**Set task**
Rewrite the data below, substituting "outlier-marker" for every occurrence of "outlier-point" and changing nothing else. Leave the pictures out of your answer.

[Records from a data collection]
▼▼▼
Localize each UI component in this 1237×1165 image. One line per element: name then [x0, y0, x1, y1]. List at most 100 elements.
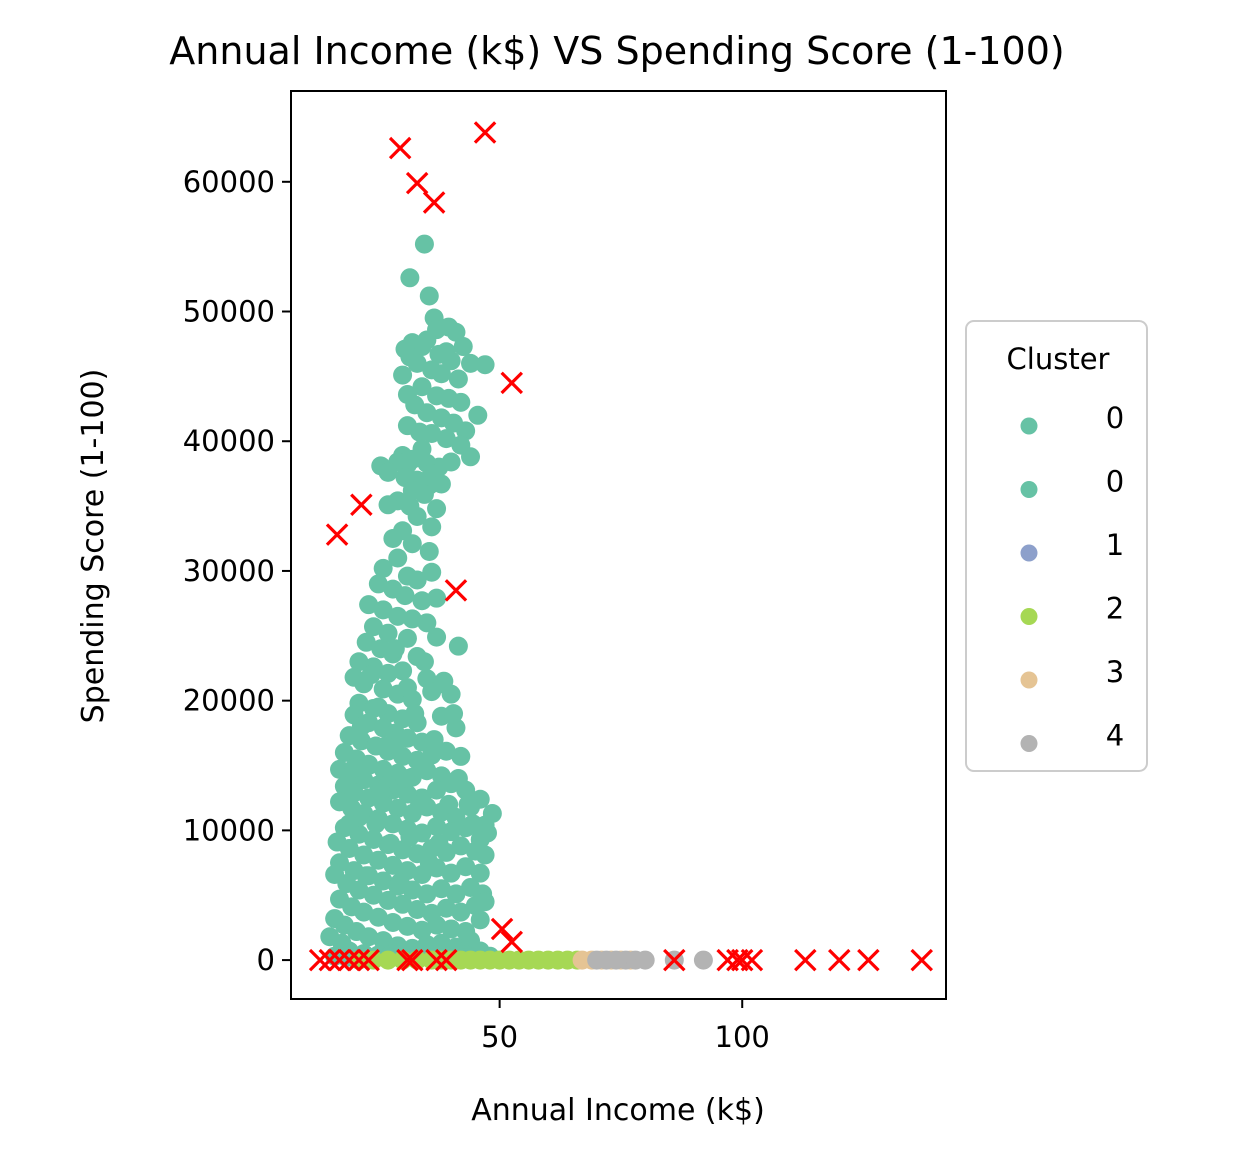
cluster-0-point: [417, 613, 437, 633]
cluster-0-point: [390, 872, 410, 892]
cluster-0-point: [422, 517, 442, 537]
cluster-0-point: [407, 570, 427, 590]
cluster-0-point: [448, 768, 468, 788]
cluster-0-point: [446, 322, 466, 342]
cluster-0-point: [478, 823, 497, 843]
cluster-0-point: [436, 741, 456, 761]
cluster-0-point: [383, 814, 403, 834]
cluster-0-point: [378, 462, 398, 482]
legend-item: 0: [1020, 465, 1124, 499]
cluster-0-point: [456, 421, 476, 441]
cluster-0-point: [451, 836, 471, 856]
cluster-0-point: [380, 833, 400, 853]
cluster-0-point: [446, 884, 466, 904]
cluster-0-point: [395, 586, 415, 606]
cluster-0-point: [412, 920, 432, 940]
cluster-0-point: [407, 353, 427, 373]
cluster-0-point: [393, 894, 413, 914]
outlier-point: [337, 948, 361, 972]
legend-label: 4: [1106, 719, 1124, 753]
cluster-0-point: [368, 697, 388, 717]
cluster-0-point: [359, 756, 379, 776]
cluster-0-point: [414, 652, 434, 672]
outlier-point: [325, 523, 349, 546]
cluster-0-point: [439, 794, 459, 814]
outlier-point: [726, 948, 749, 972]
cluster-0-point: [356, 632, 376, 652]
cluster-0-point: [414, 234, 434, 254]
y-tick-label: 40000: [183, 424, 275, 458]
cluster-0-point: [412, 591, 432, 611]
outlier-point: [396, 948, 419, 972]
cluster-0-point: [373, 871, 393, 891]
series-outliers-4: [308, 121, 934, 972]
x-axis-label: Annual Income (k$): [471, 1093, 765, 1128]
cluster-0-point: [417, 884, 437, 904]
cluster-0-point: [468, 405, 488, 425]
cluster-0-point: [441, 452, 461, 472]
outlier-point: [910, 948, 934, 972]
outlier-point: [740, 948, 764, 972]
cluster-0-point: [414, 484, 434, 504]
cluster-0-point: [349, 652, 369, 672]
y-tick-label: 10000: [183, 813, 275, 847]
cluster-0-point: [349, 880, 369, 900]
outlier-point: [401, 948, 424, 972]
cluster-4-point: [693, 950, 713, 970]
cluster-0-point: [417, 761, 437, 781]
cluster-0-point: [427, 816, 447, 836]
cluster-0-point: [461, 353, 481, 373]
legend-marker: [1020, 417, 1038, 435]
y-axis-label: Spending Score (1-100): [76, 369, 111, 724]
cluster-0-point: [363, 885, 383, 905]
cluster-0-point: [378, 495, 398, 515]
outlier-point: [350, 493, 373, 517]
cluster-0-point: [419, 853, 439, 873]
axes: 0 10000 20000 30000 40000 50000 60000 50 100: [183, 90, 947, 1054]
cluster-0-point: [388, 798, 408, 818]
y-tick-label: 60000: [183, 165, 275, 199]
cluster-0-point: [405, 704, 425, 724]
cluster-0-point: [376, 736, 396, 756]
outlier-point: [500, 371, 524, 395]
legend-marker: [1020, 735, 1038, 752]
cluster-0-point: [339, 839, 359, 859]
cluster-0-point: [448, 369, 468, 389]
cluster-0-point: [373, 931, 393, 951]
cluster-0-point: [451, 902, 471, 922]
cluster-0-point: [410, 794, 430, 814]
cluster-0-point: [383, 912, 403, 932]
cluster-0-point: [378, 890, 398, 910]
cluster-0-point: [475, 355, 495, 375]
legend-marker: [1020, 544, 1038, 562]
cluster-0-point: [373, 600, 393, 620]
cluster-0-point: [383, 529, 403, 549]
cluster-2-point: [378, 950, 398, 970]
outlier-point: [827, 948, 851, 972]
cluster-0-point: [383, 855, 403, 875]
outlier-point: [357, 948, 380, 972]
cluster-0-point: [393, 365, 413, 385]
legend-item: 3: [1020, 655, 1124, 689]
cluster-0-point: [436, 898, 456, 918]
cluster-0-point: [427, 499, 447, 519]
cluster-0-point: [373, 558, 393, 578]
cluster-0-point: [419, 541, 439, 561]
cluster-2-point: [363, 950, 383, 970]
y-tick-label: 0: [257, 943, 275, 977]
cluster-0-point: [431, 364, 451, 384]
cluster-0-point: [385, 639, 405, 659]
y-tick-label: 20000: [183, 684, 275, 718]
legend-marker: [1020, 608, 1038, 625]
cluster-0-point: [470, 910, 490, 930]
cluster-0-point: [441, 863, 461, 883]
cluster-0-point: [451, 392, 471, 412]
cluster-0-point: [397, 916, 417, 936]
outlier-point: [328, 948, 351, 972]
cluster-0-point: [397, 678, 417, 698]
legend-box: [965, 320, 1148, 772]
y-tick-label: 50000: [183, 295, 275, 329]
cluster-0-point: [422, 745, 442, 765]
legend-label: 2: [1106, 592, 1124, 626]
▲▲▲
**Response to this exercise**
Localize each UI component in this 1237×1165 image. One line per element: name then [x0, y0, x1, y1]. List at most 100 elements.
cluster-0-point: [417, 613, 437, 633]
cluster-0-point: [390, 872, 410, 892]
cluster-0-point: [422, 517, 442, 537]
cluster-0-point: [407, 570, 427, 590]
cluster-0-point: [448, 768, 468, 788]
cluster-0-point: [446, 322, 466, 342]
cluster-0-point: [478, 823, 497, 843]
cluster-0-point: [436, 741, 456, 761]
cluster-0-point: [383, 814, 403, 834]
cluster-0-point: [378, 462, 398, 482]
legend-item: 0: [1020, 465, 1124, 499]
cluster-0-point: [456, 421, 476, 441]
cluster-0-point: [451, 836, 471, 856]
cluster-0-point: [380, 833, 400, 853]
cluster-0-point: [446, 884, 466, 904]
cluster-0-point: [395, 586, 415, 606]
cluster-0-point: [412, 920, 432, 940]
cluster-0-point: [407, 353, 427, 373]
cluster-0-point: [393, 894, 413, 914]
outlier-marker: [337, 948, 361, 972]
legend-label: 4: [1106, 719, 1124, 753]
cluster-0-point: [368, 697, 388, 717]
cluster-0-point: [359, 756, 379, 776]
cluster-0-point: [414, 652, 434, 672]
outlier-marker: [325, 523, 349, 546]
cluster-0-point: [439, 794, 459, 814]
outlier-marker: [726, 948, 749, 972]
cluster-0-point: [356, 632, 376, 652]
cluster-0-point: [414, 234, 434, 254]
y-tick-label: 40000: [183, 424, 275, 458]
cluster-0-point: [412, 591, 432, 611]
outlier-marker: [396, 948, 419, 972]
cluster-0-point: [373, 871, 393, 891]
series-outliers-4: [308, 121, 934, 972]
x-axis-label: Annual Income (k$): [471, 1093, 765, 1128]
cluster-0-point: [417, 884, 437, 904]
cluster-0-point: [468, 405, 488, 425]
cluster-0-point: [441, 452, 461, 472]
outlier-marker: [910, 948, 934, 972]
outlier-marker: [740, 948, 764, 972]
cluster-0-point: [414, 484, 434, 504]
cluster-0-point: [349, 652, 369, 672]
y-tick-label: 10000: [183, 813, 275, 847]
cluster-0-point: [349, 880, 369, 900]
outlier-marker: [401, 948, 424, 972]
cluster-4-point: [693, 950, 713, 970]
cluster-0-point: [417, 761, 437, 781]
cluster-0-point: [427, 816, 447, 836]
cluster-0-point: [461, 353, 481, 373]
legend-marker: [1020, 417, 1038, 435]
y-axis-label: Spending Score (1-100): [76, 369, 111, 724]
cluster-0-point: [363, 885, 383, 905]
cluster-0-point: [378, 495, 398, 515]
outlier-marker: [350, 493, 373, 517]
cluster-0-point: [419, 853, 439, 873]
axes: 0 10000 20000 30000 40000 50000 60000 50 100: [183, 90, 947, 1054]
cluster-0-point: [388, 798, 408, 818]
y-tick-label: 60000: [183, 165, 275, 199]
cluster-0-point: [405, 704, 425, 724]
cluster-0-point: [376, 736, 396, 756]
outlier-marker: [500, 371, 524, 395]
legend-marker: [1020, 735, 1038, 752]
cluster-0-point: [339, 839, 359, 859]
cluster-0-point: [448, 369, 468, 389]
cluster-0-point: [373, 931, 393, 951]
cluster-0-point: [451, 902, 471, 922]
cluster-0-point: [410, 794, 430, 814]
cluster-0-point: [383, 912, 403, 932]
cluster-0-point: [378, 890, 398, 910]
cluster-0-point: [475, 355, 495, 375]
legend-marker: [1020, 544, 1038, 562]
cluster-0-point: [373, 600, 393, 620]
cluster-0-point: [383, 529, 403, 549]
cluster-2-point: [378, 950, 398, 970]
outlier-marker: [827, 948, 851, 972]
cluster-0-point: [383, 855, 403, 875]
outlier-marker: [357, 948, 380, 972]
cluster-0-point: [393, 365, 413, 385]
legend-item: 3: [1020, 655, 1124, 689]
cluster-0-point: [436, 898, 456, 918]
cluster-0-point: [427, 499, 447, 519]
cluster-0-point: [373, 558, 393, 578]
cluster-0-point: [419, 541, 439, 561]
cluster-2-point: [363, 950, 383, 970]
y-tick-label: 0: [257, 943, 275, 977]
cluster-0-point: [431, 364, 451, 384]
cluster-0-point: [385, 639, 405, 659]
y-tick-label: 20000: [183, 684, 275, 718]
legend-marker: [1020, 608, 1038, 625]
cluster-0-point: [470, 910, 490, 930]
cluster-0-point: [441, 863, 461, 883]
cluster-0-point: [451, 392, 471, 412]
cluster-0-point: [397, 916, 417, 936]
outlier-marker: [328, 948, 351, 972]
cluster-0-point: [397, 678, 417, 698]
legend-box: [965, 320, 1148, 772]
y-tick-label: 50000: [183, 295, 275, 329]
cluster-0-point: [422, 745, 442, 765]
legend-label: 2: [1106, 592, 1124, 626]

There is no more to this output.